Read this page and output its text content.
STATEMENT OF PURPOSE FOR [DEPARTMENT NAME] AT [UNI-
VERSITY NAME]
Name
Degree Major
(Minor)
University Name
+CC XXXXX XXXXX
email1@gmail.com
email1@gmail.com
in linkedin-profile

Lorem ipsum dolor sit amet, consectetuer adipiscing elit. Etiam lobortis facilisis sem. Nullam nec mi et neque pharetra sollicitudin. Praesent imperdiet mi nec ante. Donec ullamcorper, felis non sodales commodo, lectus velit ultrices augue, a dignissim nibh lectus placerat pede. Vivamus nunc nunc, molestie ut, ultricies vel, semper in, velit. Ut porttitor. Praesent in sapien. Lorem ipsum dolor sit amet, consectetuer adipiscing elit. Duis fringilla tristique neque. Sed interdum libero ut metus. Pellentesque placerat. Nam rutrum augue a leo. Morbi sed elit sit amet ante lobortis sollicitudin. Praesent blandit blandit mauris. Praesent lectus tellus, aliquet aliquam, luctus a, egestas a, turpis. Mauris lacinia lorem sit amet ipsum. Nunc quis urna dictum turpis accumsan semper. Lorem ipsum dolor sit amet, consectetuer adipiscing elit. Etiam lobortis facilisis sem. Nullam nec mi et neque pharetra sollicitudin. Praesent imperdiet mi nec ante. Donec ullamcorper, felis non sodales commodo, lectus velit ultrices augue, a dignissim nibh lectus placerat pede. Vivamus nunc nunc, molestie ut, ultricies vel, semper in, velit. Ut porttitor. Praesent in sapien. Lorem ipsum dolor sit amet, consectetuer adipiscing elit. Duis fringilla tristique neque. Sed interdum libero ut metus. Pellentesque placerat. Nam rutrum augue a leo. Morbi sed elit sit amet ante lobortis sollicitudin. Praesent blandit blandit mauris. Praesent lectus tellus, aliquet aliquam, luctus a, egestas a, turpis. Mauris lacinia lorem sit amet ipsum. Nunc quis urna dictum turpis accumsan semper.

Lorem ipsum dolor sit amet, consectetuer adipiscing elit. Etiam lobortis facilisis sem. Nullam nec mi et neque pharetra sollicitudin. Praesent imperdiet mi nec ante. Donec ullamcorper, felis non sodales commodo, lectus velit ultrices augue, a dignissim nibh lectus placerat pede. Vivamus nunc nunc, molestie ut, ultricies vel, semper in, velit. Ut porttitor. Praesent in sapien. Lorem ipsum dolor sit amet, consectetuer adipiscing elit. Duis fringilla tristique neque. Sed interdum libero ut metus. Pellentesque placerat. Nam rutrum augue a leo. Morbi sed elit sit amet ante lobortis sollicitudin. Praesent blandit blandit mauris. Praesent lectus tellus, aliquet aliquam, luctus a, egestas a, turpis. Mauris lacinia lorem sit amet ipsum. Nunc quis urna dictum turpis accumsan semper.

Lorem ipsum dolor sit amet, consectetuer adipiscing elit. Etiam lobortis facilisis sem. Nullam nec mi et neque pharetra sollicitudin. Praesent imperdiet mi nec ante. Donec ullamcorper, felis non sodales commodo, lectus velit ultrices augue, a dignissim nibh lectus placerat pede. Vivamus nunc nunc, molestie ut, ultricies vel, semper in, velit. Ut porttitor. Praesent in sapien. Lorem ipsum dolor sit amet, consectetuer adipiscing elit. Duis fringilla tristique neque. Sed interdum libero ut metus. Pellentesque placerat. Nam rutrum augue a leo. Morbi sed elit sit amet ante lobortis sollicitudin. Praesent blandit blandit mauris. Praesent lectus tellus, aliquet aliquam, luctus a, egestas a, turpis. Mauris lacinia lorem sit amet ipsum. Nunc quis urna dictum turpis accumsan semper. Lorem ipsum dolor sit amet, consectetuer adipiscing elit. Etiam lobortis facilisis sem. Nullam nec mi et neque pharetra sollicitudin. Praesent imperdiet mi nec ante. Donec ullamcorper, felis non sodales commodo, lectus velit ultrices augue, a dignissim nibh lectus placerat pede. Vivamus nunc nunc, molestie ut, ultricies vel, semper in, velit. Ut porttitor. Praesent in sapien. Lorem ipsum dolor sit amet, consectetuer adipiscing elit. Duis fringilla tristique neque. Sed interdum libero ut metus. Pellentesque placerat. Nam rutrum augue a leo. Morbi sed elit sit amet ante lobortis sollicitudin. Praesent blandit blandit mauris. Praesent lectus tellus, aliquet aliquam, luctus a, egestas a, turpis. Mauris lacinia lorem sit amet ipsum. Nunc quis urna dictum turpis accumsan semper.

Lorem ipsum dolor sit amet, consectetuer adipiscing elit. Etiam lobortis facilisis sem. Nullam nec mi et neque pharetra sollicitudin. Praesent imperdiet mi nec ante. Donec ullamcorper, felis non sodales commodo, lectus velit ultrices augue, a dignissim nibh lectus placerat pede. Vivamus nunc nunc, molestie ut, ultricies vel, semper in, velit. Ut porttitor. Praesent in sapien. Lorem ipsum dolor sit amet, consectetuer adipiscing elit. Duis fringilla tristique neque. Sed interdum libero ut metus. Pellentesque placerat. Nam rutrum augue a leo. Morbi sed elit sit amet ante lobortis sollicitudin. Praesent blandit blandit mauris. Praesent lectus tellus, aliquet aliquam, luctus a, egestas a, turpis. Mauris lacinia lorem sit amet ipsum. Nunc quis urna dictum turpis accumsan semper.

> Written instruction
Write out every line of the records exactly.

> Solution
Read this page and output its text content.
STATEMENT OF PURPOSE FOR [DEPARTMENT NAME] AT [UNI-
VERSITY NAME]
Name
Degree Major
(Minor)
University Name
+CC XXXXX XXXXX
email1@gmail.com
email1@gmail.com
in linkedin-profile

Lorem ipsum dolor sit amet, consectetuer adipiscing elit. Etiam lobortis facilisis sem. Nullam nec mi et neque pharetra sollicitudin. Praesent imperdiet mi nec ante. Donec ullamcorper, felis non sodales commodo, lectus velit ultrices augue, a dignissim nibh lectus placerat pede. Vivamus nunc nunc, molestie ut, ultricies vel, semper in, velit. Ut porttitor. Praesent in sapien. Lorem ipsum dolor sit amet, consectetuer adipiscing elit. Duis fringilla tristique neque. Sed interdum libero ut metus. Pellentesque placerat. Nam rutrum augue a leo. Morbi sed elit sit amet ante lobortis sollicitudin. Praesent blandit blandit mauris. Praesent lectus tellus, aliquet aliquam, luctus a, egestas a, turpis. Mauris lacinia lorem sit amet ipsum. Nunc quis urna dictum turpis accumsan semper. Lorem ipsum dolor sit amet, consectetuer adipiscing elit. Etiam lobortis facilisis sem. Nullam nec mi et neque pharetra sollicitudin. Praesent imperdiet mi nec ante. Donec ullamcorper, felis non sodales commodo, lectus velit ultrices augue, a dignissim nibh lectus placerat pede. Vivamus nunc nunc, molestie ut, ultricies vel, semper in, velit. Ut porttitor. Praesent in sapien. Lorem ipsum dolor sit amet, consectetuer adipiscing elit. Duis fringilla tristique neque. Sed interdum libero ut metus. Pellentesque placerat. Nam rutrum augue a leo. Morbi sed elit sit amet ante lobortis sollicitudin. Praesent blandit blandit mauris. Praesent lectus tellus, aliquet aliquam, luctus a, egestas a, turpis. Mauris lacinia lorem sit amet ipsum. Nunc quis urna dictum turpis accumsan semper.

Lorem ipsum dolor sit amet, consectetuer adipiscing elit. Etiam lobortis facilisis sem. Nullam nec mi et neque pharetra sollicitudin. Praesent imperdiet mi nec ante. Donec ullamcorper, felis non sodales commodo, lectus velit ultrices augue, a dignissim nibh lectus placerat pede. Vivamus nunc nunc, molestie ut, ultricies vel, semper in, velit. Ut porttitor. Praesent in sapien. Lorem ipsum dolor sit amet, consectetuer adipiscing elit. Duis fringilla tristique neque. Sed interdum libero ut metus. Pellentesque placerat. Nam rutrum augue a leo. Morbi sed elit sit amet ante lobortis sollicitudin. Praesent blandit blandit mauris. Praesent lectus tellus, aliquet aliquam, luctus a, egestas a, turpis. Mauris lacinia lorem sit amet ipsum. Nunc quis urna dictum turpis accumsan semper.

Lorem ipsum dolor sit amet, consectetuer adipiscing elit. Etiam lobortis facilisis sem. Nullam nec mi et neque pharetra sollicitudin. Praesent imperdiet mi nec ante. Donec ullamcorper, felis non sodales commodo, lectus velit ultrices augue, a dignissim nibh lectus placerat pede. Vivamus nunc nunc, molestie ut, ultricies vel, semper in, velit. Ut porttitor. Praesent in sapien. Lorem ipsum dolor sit amet, consectetuer adipiscing elit. Duis fringilla tristique neque. Sed interdum libero ut metus. Pellentesque placerat. Nam rutrum augue a leo. Morbi sed elit sit amet ante lobortis sollicitudin. Praesent blandit blandit mauris. Praesent lectus tellus, aliquet aliquam, luctus a, egestas a, turpis. Mauris lacinia lorem sit amet ipsum. Nunc quis urna dictum turpis accumsan semper. Lorem ipsum dolor sit amet, consectetuer adipiscing elit. Etiam lobortis facilisis sem. Nullam nec mi et neque pharetra sollicitudin. Praesent imperdiet mi nec ante. Donec ullamcorper, felis non sodales commodo, lectus velit ultrices augue, a dignissim nibh lectus placerat pede. Vivamus nunc nunc, molestie ut, ultricies vel, semper in, velit. Ut porttitor. Praesent in sapien. Lorem ipsum dolor sit amet, consectetuer adipiscing elit. Duis fringilla tristique neque. Sed interdum libero ut metus. Pellentesque placerat. Nam rutrum augue a leo. Morbi sed elit sit amet ante lobortis sollicitudin. Praesent blandit blandit mauris. Praesent lectus tellus, aliquet aliquam, luctus a, egestas a, turpis. Mauris lacinia lorem sit amet ipsum. Nunc quis urna dictum turpis accumsan semper.

Lorem ipsum dolor sit amet, consectetuer adipiscing elit. Etiam lobortis facilisis sem. Nullam nec mi et neque pharetra sollicitudin. Praesent imperdiet mi nec ante. Donec ullamcorper, felis non sodales commodo, lectus velit ultrices augue, a dignissim nibh lectus placerat pede. Vivamus nunc nunc, molestie ut, ultricies vel, semper in, velit. Ut porttitor. Praesent in sapien. Lorem ipsum dolor sit amet, consectetuer adipiscing elit. Duis fringilla tristique neque. Sed interdum libero ut metus. Pellentesque placerat. Nam rutrum augue a leo. Morbi sed elit sit amet ante lobortis sollicitudin. Praesent blandit blandit mauris. Praesent lectus tellus, aliquet aliquam, luctus a, egestas a, turpis. Mauris lacinia lorem sit amet ipsum. Nunc quis urna dictum turpis accumsan semper.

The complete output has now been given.